*What to produce*
Gather all lines in the entries that include the word "like".

::: Data for processing

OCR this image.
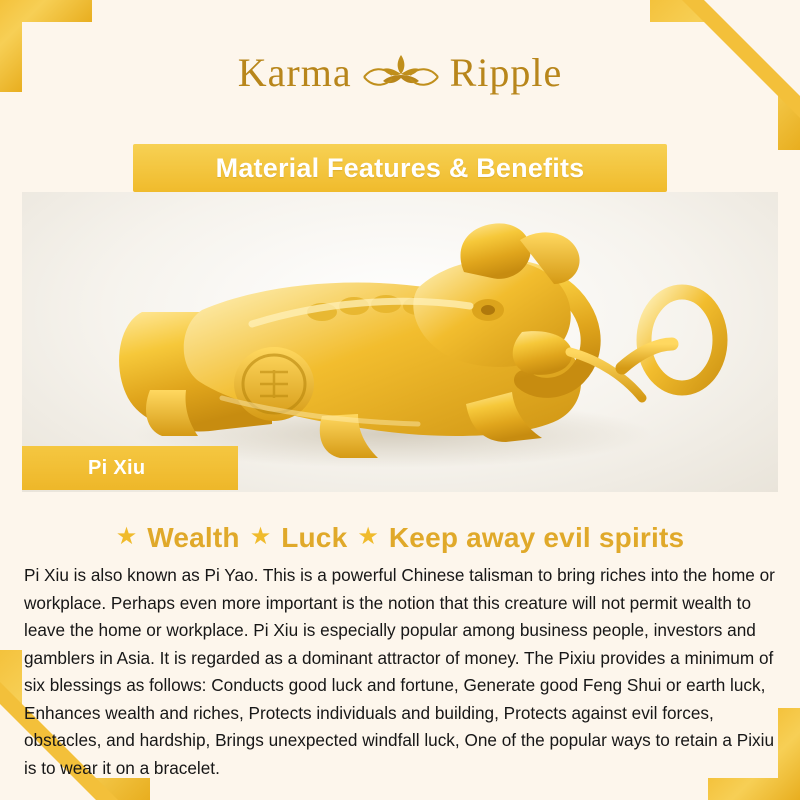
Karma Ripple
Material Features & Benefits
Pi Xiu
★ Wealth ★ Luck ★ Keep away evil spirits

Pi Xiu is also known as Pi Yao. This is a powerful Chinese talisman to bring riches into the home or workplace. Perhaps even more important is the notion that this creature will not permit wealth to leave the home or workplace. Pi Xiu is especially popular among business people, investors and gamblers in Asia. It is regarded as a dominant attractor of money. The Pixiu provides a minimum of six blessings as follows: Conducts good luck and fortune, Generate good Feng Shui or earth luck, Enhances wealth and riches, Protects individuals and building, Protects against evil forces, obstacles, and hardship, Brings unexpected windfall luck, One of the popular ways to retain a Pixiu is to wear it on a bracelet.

::::::
::: Data for processing

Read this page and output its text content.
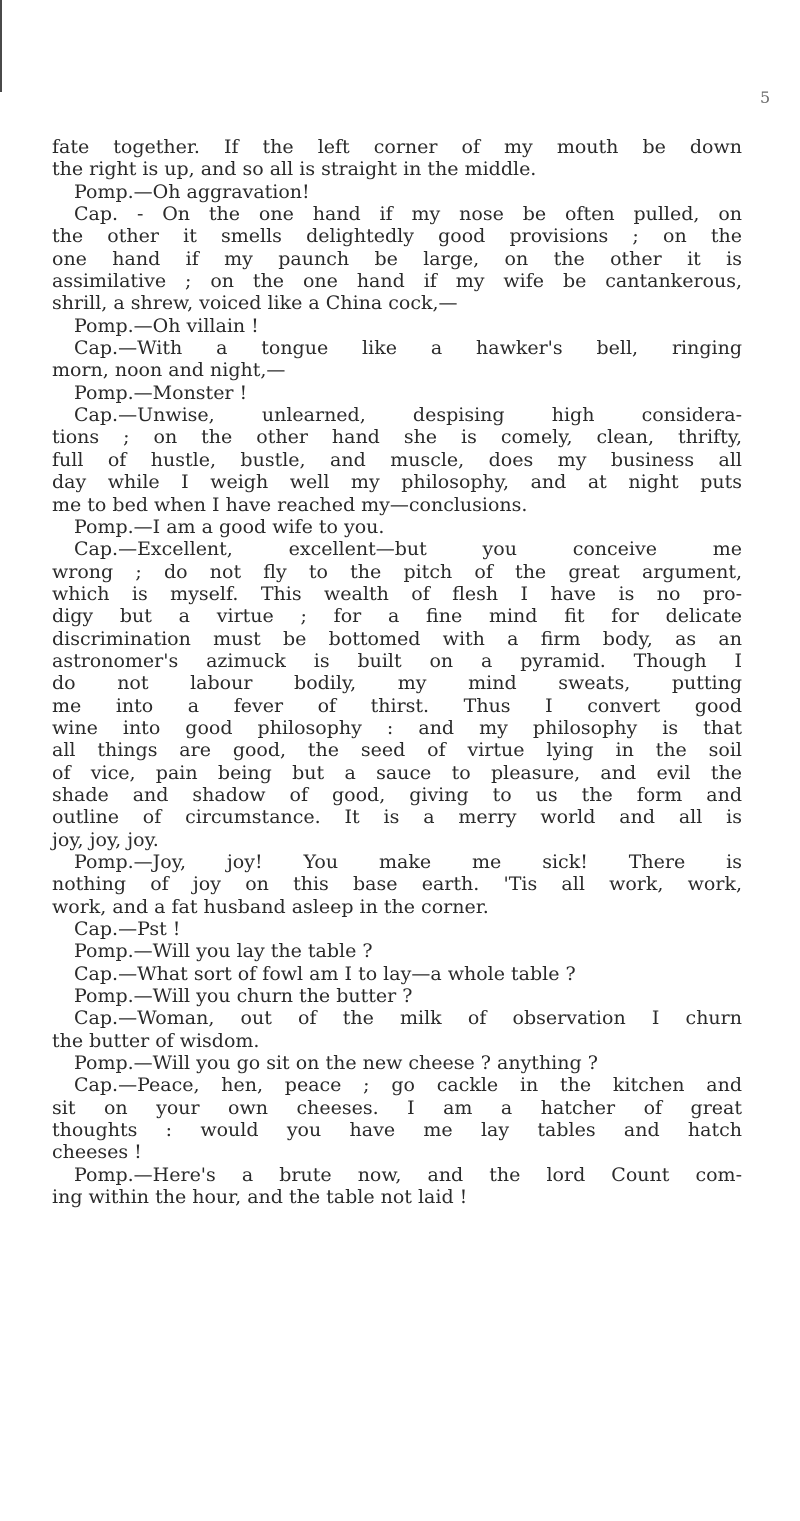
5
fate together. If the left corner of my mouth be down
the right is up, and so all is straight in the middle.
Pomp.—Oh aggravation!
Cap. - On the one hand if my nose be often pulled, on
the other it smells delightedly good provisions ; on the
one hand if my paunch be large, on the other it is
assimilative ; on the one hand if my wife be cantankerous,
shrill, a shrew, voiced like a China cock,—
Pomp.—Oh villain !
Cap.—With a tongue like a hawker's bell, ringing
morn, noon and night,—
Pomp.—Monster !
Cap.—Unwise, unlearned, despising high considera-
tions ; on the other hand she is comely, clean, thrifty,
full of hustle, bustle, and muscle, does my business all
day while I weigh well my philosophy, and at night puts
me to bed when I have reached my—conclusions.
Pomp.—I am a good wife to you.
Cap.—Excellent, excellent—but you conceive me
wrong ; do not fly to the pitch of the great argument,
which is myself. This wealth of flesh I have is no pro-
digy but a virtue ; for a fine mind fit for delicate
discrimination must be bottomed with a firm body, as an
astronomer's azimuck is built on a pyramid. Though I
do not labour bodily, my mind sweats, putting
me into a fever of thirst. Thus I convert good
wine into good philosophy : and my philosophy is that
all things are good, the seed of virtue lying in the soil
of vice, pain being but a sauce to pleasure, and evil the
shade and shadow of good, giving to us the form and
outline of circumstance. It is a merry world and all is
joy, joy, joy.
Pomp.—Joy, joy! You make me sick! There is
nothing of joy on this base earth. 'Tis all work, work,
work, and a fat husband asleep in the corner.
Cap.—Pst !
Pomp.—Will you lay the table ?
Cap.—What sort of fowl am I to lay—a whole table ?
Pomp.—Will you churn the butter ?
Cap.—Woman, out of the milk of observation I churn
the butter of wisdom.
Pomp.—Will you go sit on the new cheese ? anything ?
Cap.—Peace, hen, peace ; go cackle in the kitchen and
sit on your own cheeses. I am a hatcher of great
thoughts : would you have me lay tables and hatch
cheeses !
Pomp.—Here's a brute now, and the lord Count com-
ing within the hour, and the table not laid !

::::::

*Solution*
shrill, a shrew, voiced like a China cock,—
Cap.—With a tongue like a hawker's bell, ringing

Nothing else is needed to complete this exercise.